#### Supplied material

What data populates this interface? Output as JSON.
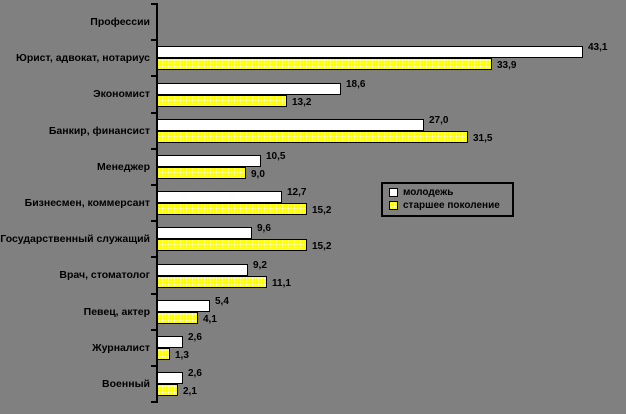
{
  "chart_data": {
    "type": "bar",
    "orientation": "horizontal",
    "title": "",
    "ylabel": "Профессии",
    "xlabel": "",
    "grid": false,
    "background_color": "#808080",
    "axis_color": "#000000",
    "decimal_separator": ",",
    "value_label_decimals": 1,
    "xlim": [
      0,
      43.5
    ],
    "categories": [
      "Юрист, адвокат, нотариус",
      "Экономист",
      "Банкир, финансист",
      "Менеджер",
      "Бизнесмен, коммерсант",
      "Государственный служащий",
      "Врач, стоматолог",
      "Певец, актер",
      "Журналист",
      "Военный"
    ],
    "series": [
      {
        "name": "молодежь",
        "color": "#ffffff",
        "pattern": "solid",
        "values": [
          43.1,
          18.6,
          27.0,
          10.5,
          12.7,
          9.6,
          9.2,
          5.4,
          2.6,
          2.6
        ]
      },
      {
        "name": "старшее поколение",
        "color": "#ffff00",
        "pattern": "dotted",
        "values": [
          33.9,
          13.2,
          31.5,
          9.0,
          15.2,
          15.2,
          11.1,
          4.1,
          1.3,
          2.1
        ]
      }
    ],
    "legend": {
      "position": "center-right",
      "entries": [
        "молодежь",
        "старшее поколение"
      ]
    }
  }
}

########

### Exercise aim:
Give back the entries verbatim. Do not include any picture.

### Written answer:
What data populates this interface? Output as JSON.
{
  "chart_data": {
    "type": "bar",
    "orientation": "horizontal",
    "title": "",
    "ylabel": "Профессии",
    "xlabel": "",
    "grid": false,
    "background_color": "#808080",
    "axis_color": "#000000",
    "decimal_separator": ",",
    "value_label_decimals": 1,
    "xlim": [
      0,
      43.5
    ],
    "categories": [
      "Юрист, адвокат, нотариус",
      "Экономист",
      "Банкир, финансист",
      "Менеджер",
      "Бизнесмен, коммерсант",
      "Государственный служащий",
      "Врач, стоматолог",
      "Певец, актер",
      "Журналист",
      "Военный"
    ],
    "series": [
      {
        "name": "молодежь",
        "color": "#ffffff",
        "pattern": "solid",
        "values": [
          43.1,
          18.6,
          27.0,
          10.5,
          12.7,
          9.6,
          9.2,
          5.4,
          2.6,
          2.6
        ]
      },
      {
        "name": "старшее поколение",
        "color": "#ffff00",
        "pattern": "dotted",
        "values": [
          33.9,
          13.2,
          31.5,
          9.0,
          15.2,
          15.2,
          11.1,
          4.1,
          1.3,
          2.1
        ]
      }
    ],
    "legend": {
      "position": "center-right",
      "entries": [
        "молодежь",
        "старшее поколение"
      ]
    }
  }
}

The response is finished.